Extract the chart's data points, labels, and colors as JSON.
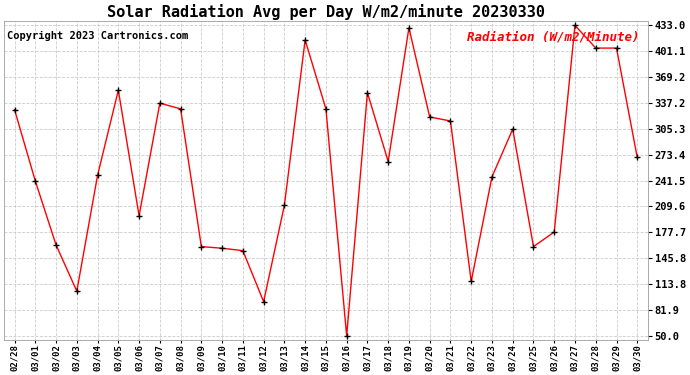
{
  "title": "Solar Radiation Avg per Day W/m2/minute 20230330",
  "copyright": "Copyright 2023 Cartronics.com",
  "legend_label": "Radiation (W/m2/Minute)",
  "dates": [
    "02/28",
    "03/01",
    "03/02",
    "03/03",
    "03/04",
    "03/05",
    "03/06",
    "03/07",
    "03/08",
    "03/09",
    "03/10",
    "03/11",
    "03/12",
    "03/13",
    "03/14",
    "03/15",
    "03/16",
    "03/17",
    "03/18",
    "03/19",
    "03/20",
    "03/21",
    "03/22",
    "03/23",
    "03/24",
    "03/25",
    "03/26",
    "03/27",
    "03/28",
    "03/29",
    "03/30"
  ],
  "values": [
    329,
    241,
    162,
    105,
    248,
    353,
    198,
    337,
    330,
    160,
    158,
    155,
    92,
    211,
    415,
    330,
    50,
    350,
    265,
    430,
    320,
    315,
    117,
    246,
    305,
    160,
    178,
    433,
    405,
    405,
    270
  ],
  "line_color": "red",
  "marker": "+",
  "marker_color": "black",
  "background_color": "#ffffff",
  "grid_color": "#cccccc",
  "title_fontsize": 11,
  "copyright_fontsize": 7.5,
  "legend_fontsize": 9,
  "yticks": [
    50.0,
    81.9,
    113.8,
    145.8,
    177.7,
    209.6,
    241.5,
    273.4,
    305.3,
    337.2,
    369.2,
    401.1,
    433.0
  ],
  "ymin": 50.0,
  "ymax": 433.0
}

================

• **SET EXERCISE**:
Using the listing, copy every line where the word "Radiation" shows up.

• **WRITTEN ANSWER**:
  "title": "Solar Radiation Avg per Day W/m2/minute 20230330",
  "legend_label": "Radiation (W/m2/Minute)",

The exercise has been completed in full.